__Dataset entries__
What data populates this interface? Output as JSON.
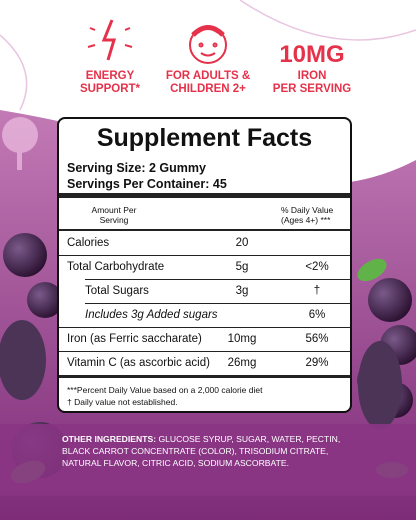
{
  "header": {
    "badges": [
      {
        "lines": [
          "ENERGY",
          "SUPPORT*"
        ]
      },
      {
        "lines": [
          "FOR ADULTS &",
          "CHILDREN 2+"
        ]
      },
      {
        "title": "10MG",
        "lines": [
          "IRON",
          "PER SERVING"
        ]
      }
    ]
  },
  "facts": {
    "title": "Supplement Facts",
    "serving_size": "Serving Size: 2 Gummy",
    "servings_per_container": "Servings Per Container: 45",
    "header_amount": "Amount Per Serving",
    "header_dv": "% Daily Value (Ages 4+) ***",
    "rows": [
      [
        "Calories",
        "20",
        ""
      ],
      [
        "Total Carbohydrate",
        "5g",
        "<2%"
      ],
      [
        "Total Sugars",
        "3g",
        "†"
      ],
      [
        "Includes 3g Added sugars",
        "",
        "6%"
      ],
      [
        "Iron (as Ferric saccharate)",
        "10mg",
        "56%"
      ],
      [
        "Vitamin C (as ascorbic acid)",
        "26mg",
        "29%"
      ]
    ],
    "footnotes": [
      "***Percent Daily Value based on a 2,000 calorie diet",
      "† Daily value not established."
    ]
  },
  "ingredients": {
    "label": "OTHER INGREDIENTS:",
    "text": "GLUCOSE SYRUP, SUGAR, WATER, PECTIN, BLACK CARROT CONCENTRATE (COLOR), TRISODIUM CITRATE, NATURAL FLAVOR, CITRIC ACID, SODIUM ASCORBATE."
  }
}
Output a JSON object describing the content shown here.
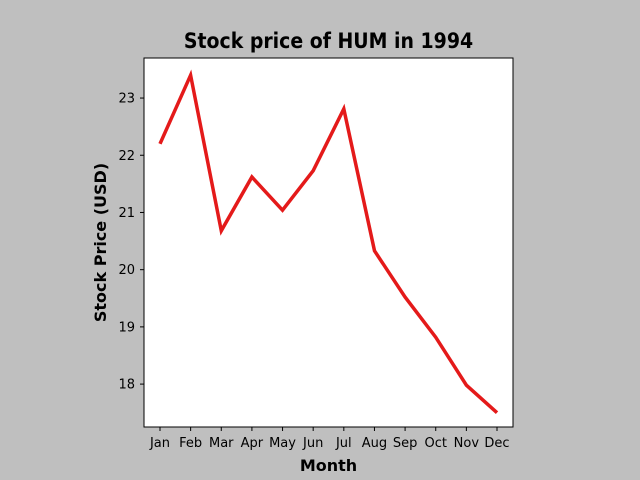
{
  "chart_data": {
    "type": "line",
    "title": "Stock price of HUM in 1994",
    "xlabel": "Month",
    "ylabel": "Stock Price (USD)",
    "categories": [
      "Jan",
      "Feb",
      "Mar",
      "Apr",
      "May",
      "Jun",
      "Jul",
      "Aug",
      "Sep",
      "Oct",
      "Nov",
      "Dec"
    ],
    "series": [
      {
        "values": [
          22.2,
          23.4,
          20.68,
          21.62,
          21.04,
          21.73,
          22.81,
          20.33,
          19.52,
          18.82,
          17.98,
          17.5
        ],
        "color": "#e41a1a"
      }
    ],
    "yticks": [
      18,
      19,
      20,
      21,
      22,
      23
    ],
    "ylim": [
      17.25,
      23.7
    ],
    "grid": false,
    "legend": "none"
  },
  "colors": {
    "background": "#bfbfbf",
    "plot_background": "#ffffff",
    "line": "#e41a1a"
  }
}
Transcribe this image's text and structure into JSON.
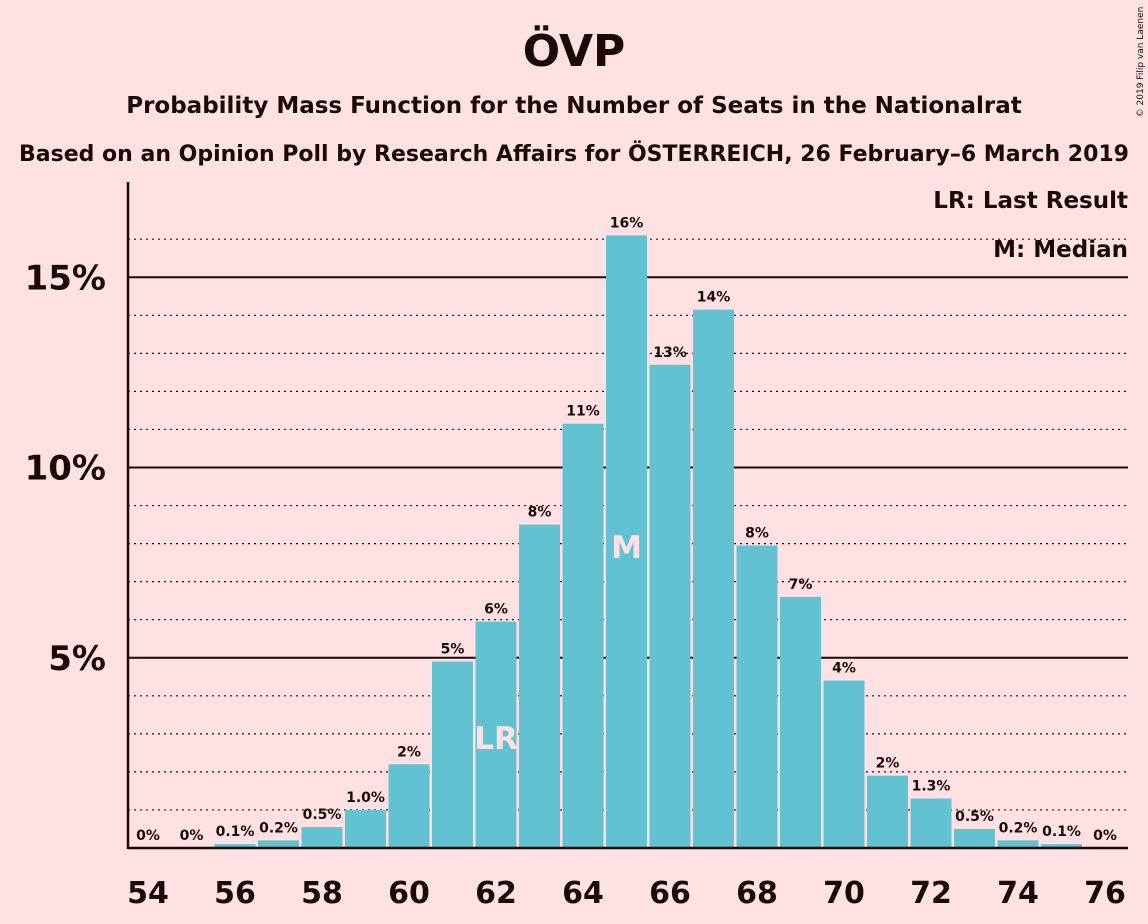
{
  "chart_data": {
    "type": "bar",
    "title": "ÖVP",
    "subtitle": "Probability Mass Function for the Number of Seats in the Nationalrat",
    "subtitle2": "Based on an Opinion Poll by Research Affairs for ÖSTERREICH, 26 February–6 March 2019",
    "copyright": "© 2019 Filip van Laenen",
    "legend": [
      "LR: Last Result",
      "M: Median"
    ],
    "legend_position": "top-right",
    "x": [
      54,
      55,
      56,
      57,
      58,
      59,
      60,
      61,
      62,
      63,
      64,
      65,
      66,
      67,
      68,
      69,
      70,
      71,
      72,
      73,
      74,
      75,
      76
    ],
    "values": [
      0,
      0,
      0.1,
      0.2,
      0.55,
      1.0,
      2.2,
      4.9,
      5.95,
      8.5,
      11.15,
      16.1,
      12.7,
      14.15,
      7.95,
      6.6,
      4.4,
      1.9,
      1.3,
      0.5,
      0.2,
      0.1,
      0
    ],
    "data_labels": [
      "0%",
      "0%",
      "0.1%",
      "0.2%",
      "0.5%",
      "1.0%",
      "2%",
      "5%",
      "6%",
      "8%",
      "11%",
      "16%",
      "13%",
      "14%",
      "8%",
      "7%",
      "4%",
      "2%",
      "1.3%",
      "0.5%",
      "0.2%",
      "0.1%",
      "0%"
    ],
    "x_ticks": [
      54,
      56,
      58,
      60,
      62,
      64,
      66,
      68,
      70,
      72,
      74,
      76
    ],
    "y_ticks": [
      {
        "value": 5,
        "label": "5%"
      },
      {
        "value": 10,
        "label": "10%"
      },
      {
        "value": 15,
        "label": "15%"
      }
    ],
    "minor_gridlines": [
      1,
      2,
      3,
      4,
      6,
      7,
      8,
      9,
      11,
      12,
      13,
      14,
      16
    ],
    "ylim": [
      0,
      17.5
    ],
    "last_result": {
      "x": 62,
      "label": "LR"
    },
    "median": {
      "x": 65,
      "label": "M"
    },
    "bar_color": "#63c2d1",
    "background_color": "#ffe1e3"
  }
}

__Directive__
In this exercise, set down all of the data exactly, without the pictures.

__Response to the exercise__
What data populates this interface? Output as JSON.
{
  "header": {
    "badges": [
      {
        "lines": [
          "ENERGY",
          "SUPPORT*"
        ]
      },
      {
        "lines": [
          "FOR ADULTS &",
          "CHILDREN 2+"
        ]
      },
      {
        "title": "10MG",
        "lines": [
          "IRON",
          "PER SERVING"
        ]
      }
    ]
  },
  "facts": {
    "title": "Supplement Facts",
    "serving_size": "Serving Size: 2 Gummy",
    "servings_per_container": "Servings Per Container: 45",
    "header_amount": "Amount Per Serving",
    "header_dv": "% Daily Value (Ages 4+) ***",
    "rows": [
      [
        "Calories",
        "20",
        ""
      ],
      [
        "Total Carbohydrate",
        "5g",
        "<2%"
      ],
      [
        "Total Sugars",
        "3g",
        "†"
      ],
      [
        "Includes 3g Added sugars",
        "",
        "6%"
      ],
      [
        "Iron (as Ferric saccharate)",
        "10mg",
        "56%"
      ],
      [
        "Vitamin C (as ascorbic acid)",
        "26mg",
        "29%"
      ]
    ],
    "footnotes": [
      "***Percent Daily Value based on a 2,000 calorie diet",
      "† Daily value not established."
    ]
  },
  "ingredients": {
    "label": "OTHER INGREDIENTS:",
    "text": "GLUCOSE SYRUP, SUGAR, WATER, PECTIN, BLACK CARROT CONCENTRATE (COLOR), TRISODIUM CITRATE, NATURAL FLAVOR, CITRIC ACID, SODIUM ASCORBATE."
  }
}
Output a JSON object describing the content shown here.
{
  "chart_data": {
    "type": "line",
    "title": "Stock price of HUM in 1994",
    "xlabel": "Month",
    "ylabel": "Stock Price (USD)",
    "categories": [
      "Jan",
      "Feb",
      "Mar",
      "Apr",
      "May",
      "Jun",
      "Jul",
      "Aug",
      "Sep",
      "Oct",
      "Nov",
      "Dec"
    ],
    "series": [
      {
        "values": [
          22.2,
          23.4,
          20.68,
          21.62,
          21.04,
          21.73,
          22.81,
          20.33,
          19.52,
          18.82,
          17.98,
          17.5
        ],
        "color": "#e41a1a"
      }
    ],
    "yticks": [
      18,
      19,
      20,
      21,
      22,
      23
    ],
    "ylim": [
      17.25,
      23.7
    ],
    "grid": false,
    "legend": "none"
  },
  "colors": {
    "background": "#bfbfbf",
    "plot_background": "#ffffff",
    "line": "#e41a1a"
  }
}
Transcribe this image's text and structure into JSON.
{
  "chart_data": {
    "type": "bar",
    "title": "ÖVP",
    "subtitle": "Probability Mass Function for the Number of Seats in the Nationalrat",
    "subtitle2": "Based on an Opinion Poll by Research Affairs for ÖSTERREICH, 26 February–6 March 2019",
    "copyright": "© 2019 Filip van Laenen",
    "legend": [
      "LR: Last Result",
      "M: Median"
    ],
    "legend_position": "top-right",
    "x": [
      54,
      55,
      56,
      57,
      58,
      59,
      60,
      61,
      62,
      63,
      64,
      65,
      66,
      67,
      68,
      69,
      70,
      71,
      72,
      73,
      74,
      75,
      76
    ],
    "values": [
      0,
      0,
      0.1,
      0.2,
      0.55,
      1.0,
      2.2,
      4.9,
      5.95,
      8.5,
      11.15,
      16.1,
      12.7,
      14.15,
      7.95,
      6.6,
      4.4,
      1.9,
      1.3,
      0.5,
      0.2,
      0.1,
      0
    ],
    "data_labels": [
      "0%",
      "0%",
      "0.1%",
      "0.2%",
      "0.5%",
      "1.0%",
      "2%",
      "5%",
      "6%",
      "8%",
      "11%",
      "16%",
      "13%",
      "14%",
      "8%",
      "7%",
      "4%",
      "2%",
      "1.3%",
      "0.5%",
      "0.2%",
      "0.1%",
      "0%"
    ],
    "x_ticks": [
      54,
      56,
      58,
      60,
      62,
      64,
      66,
      68,
      70,
      72,
      74,
      76
    ],
    "y_ticks": [
      {
        "value": 5,
        "label": "5%"
      },
      {
        "value": 10,
        "label": "10%"
      },
      {
        "value": 15,
        "label": "15%"
      }
    ],
    "minor_gridlines": [
      1,
      2,
      3,
      4,
      6,
      7,
      8,
      9,
      11,
      12,
      13,
      14,
      16
    ],
    "ylim": [
      0,
      17.5
    ],
    "last_result": {
      "x": 62,
      "label": "LR"
    },
    "median": {
      "x": 65,
      "label": "M"
    },
    "bar_color": "#63c2d1",
    "background_color": "#ffe1e3"
  }
}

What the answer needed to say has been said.